AIM ->
Give an exact transcription of every line, dropping the images.

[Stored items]

____

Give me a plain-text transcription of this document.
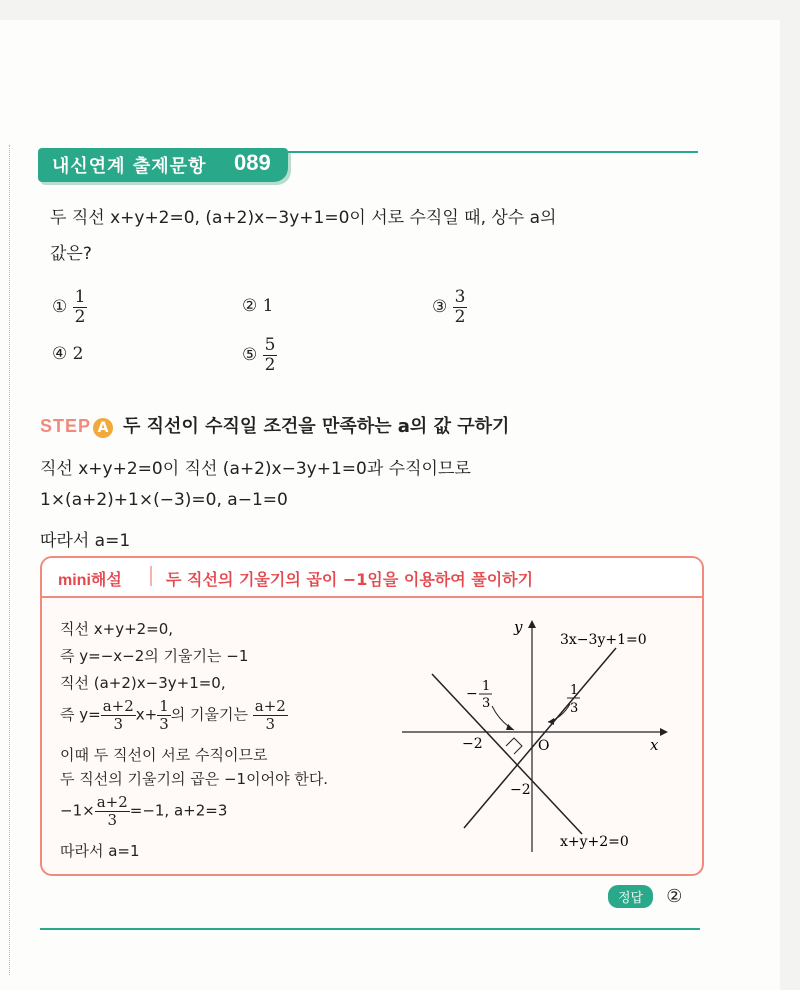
내신연계 출제문항 089
두 직선 x+y+2=0, (a+2)x−3y+1=0이 서로 수직일 때, 상수 a의
값은?
① $\frac{1}{2}$	② 1	③ $\frac{3}{2}$
④ 2	⑤ $\frac{5}{2}$
STEP A 두 직선이 수직일 조건을 만족하는 a의 값 구하기
직선 x+y+2=0이 직선 (a+2)x−3y+1=0과 수직이므로
1×(a+2)+1×(−3)=0, a−1=0
따라서 a=1
mini해설	두 직선의 기울기의 곱이 −1임을 이용하여 풀이하기
직선 x+y+2=0,
즉 y=−x−2의 기울기는 −1
직선 (a+2)x−3y+1=0,
즉 $y= \frac{a+2}{3} x+ \frac{1}{3}$ 의 기울기는 $\frac{a+2}{3}$
이때 두 직선이 서로 수직이므로
두 직선의 기울기의 곱은 −1이어야 한다.
$-1\times \frac{a+2}{3} =-1$, a+2=3
따라서 a=1
y
x
O
−2
−2
3x−3y+1=0
x+y+2=0
− 1
3
1
3
정답 ②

____

REPLY ->
Give me a plain-text transcription of this document.
내신연계 출제문항 089
두 직선 x+y+2=0, (a+2)x−3y+1=0이 서로 수직일 때, 상수 a의
값은?
① $\frac{1}{2}$	② 1	③ $\frac{3}{2}$
④ 2	⑤ $\frac{5}{2}$
STEP A 두 직선이 수직일 조건을 만족하는 a의 값 구하기
직선 x+y+2=0이 직선 (a+2)x−3y+1=0과 수직이므로
1×(a+2)+1×(−3)=0, a−1=0
따라서 a=1
mini해설	두 직선의 기울기의 곱이 −1임을 이용하여 풀이하기
직선 x+y+2=0,
즉 y=−x−2의 기울기는 −1
직선 (a+2)x−3y+1=0,
즉 $y= \frac{a+2}{3} x+ \frac{1}{3}$ 의 기울기는 $\frac{a+2}{3}$
이때 두 직선이 서로 수직이므로
두 직선의 기울기의 곱은 −1이어야 한다.
$-1\times \frac{a+2}{3} =-1$, a+2=3
따라서 a=1
y
x
O
−2
−2
3x−3y+1=0
x+y+2=0
− 1
3
1
3
정답 ②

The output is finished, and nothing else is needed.